Extracted data |

※

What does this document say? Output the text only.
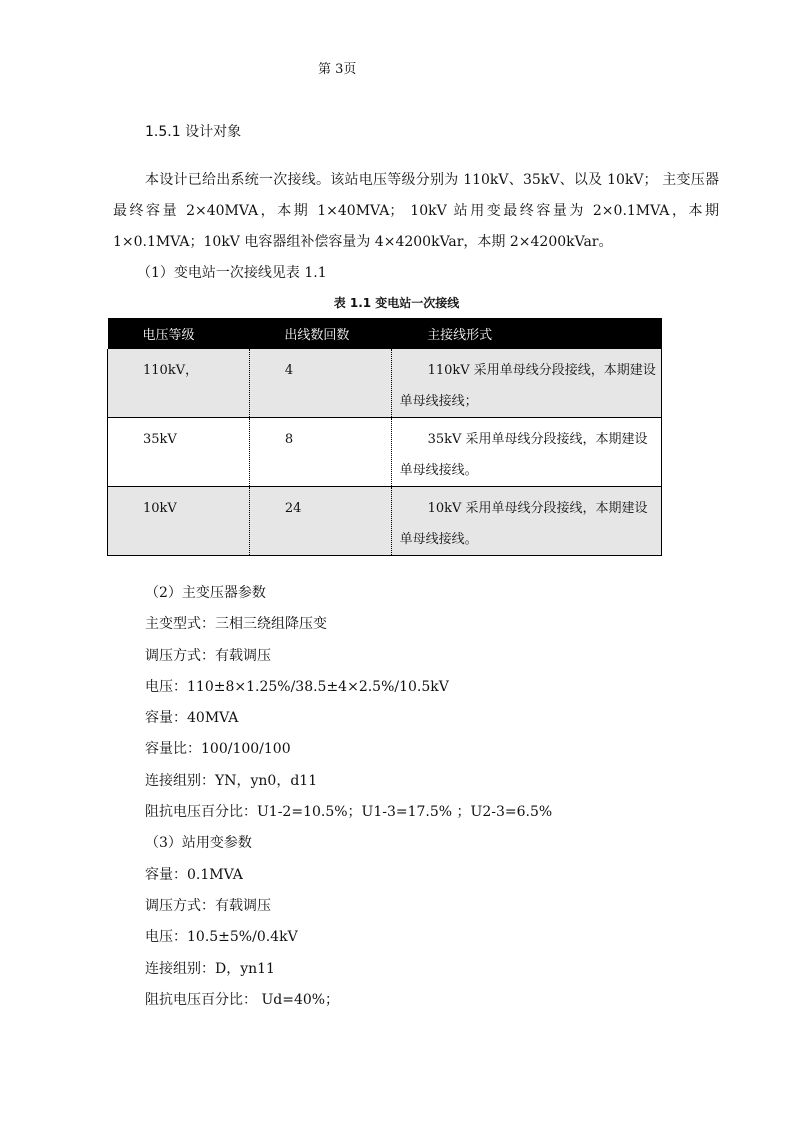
第 3页
1.5.1 设计对象

本设计已给出系统一次接线。该站电压等级分别为 110kV、35kV、以及 10kV； 主变压器最终容量 2×40MVA，本期 1×40MVA； 10kV 站用变最终容量为 2×0.1MVA，本期 1×0.1MVA；10kV 电容器组补偿容量为 4×4200kVar，本期 2×4200kVar。

（1）变电站一次接线见表 1.1

表 1.1 变电站一次接线
电压等级	出线数回数	主接线形式
110kV，	4	110kV 采用单母线分段接线，本期建设单母线接线；
35kV	8	35kV 采用单母线分段接线，本期建设单母线接线。
10kV	24	10kV 采用单母线分段接线，本期建设单母线接线。
（2）主变压器参数
主变型式：三相三绕组降压变
调压方式：有载调压
电压：110±8×1.25%/38.5±4×2.5%/10.5kV
容量：40MVA
容量比：100/100/100
连接组别：YN，yn0，d11
阻抗电压百分比：U1-2=10.5%；U1-3=17.5% ；U2-3=6.5%
（3）站用变参数
容量：0.1MVA
调压方式：有载调压
电压：10.5±5%/0.4kV
连接组别：D，yn11
阻抗电压百分比： Ud=40%；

※

Written problem |
Each line of the data should be quoted exactly, with pictures left out.

Result below |
What does this document say? Output the text only.
第 3页
1.5.1 设计对象

本设计已给出系统一次接线。该站电压等级分别为 110kV、35kV、以及 10kV； 主变压器最终容量 2×40MVA，本期 1×40MVA； 10kV 站用变最终容量为 2×0.1MVA，本期 1×0.1MVA；10kV 电容器组补偿容量为 4×4200kVar，本期 2×4200kVar。

（1）变电站一次接线见表 1.1

表 1.1 变电站一次接线
电压等级	出线数回数	主接线形式
110kV，	4	110kV 采用单母线分段接线，本期建设单母线接线；
35kV	8	35kV 采用单母线分段接线，本期建设单母线接线。
10kV	24	10kV 采用单母线分段接线，本期建设单母线接线。
（2）主变压器参数
主变型式：三相三绕组降压变
调压方式：有载调压
电压：110±8×1.25%/38.5±4×2.5%/10.5kV
容量：40MVA
容量比：100/100/100
连接组别：YN，yn0，d11
阻抗电压百分比：U1-2=10.5%；U1-3=17.5% ；U2-3=6.5%
（3）站用变参数
容量：0.1MVA
调压方式：有载调压
电压：10.5±5%/0.4kV
连接组别：D，yn11
阻抗电压百分比： Ud=40%；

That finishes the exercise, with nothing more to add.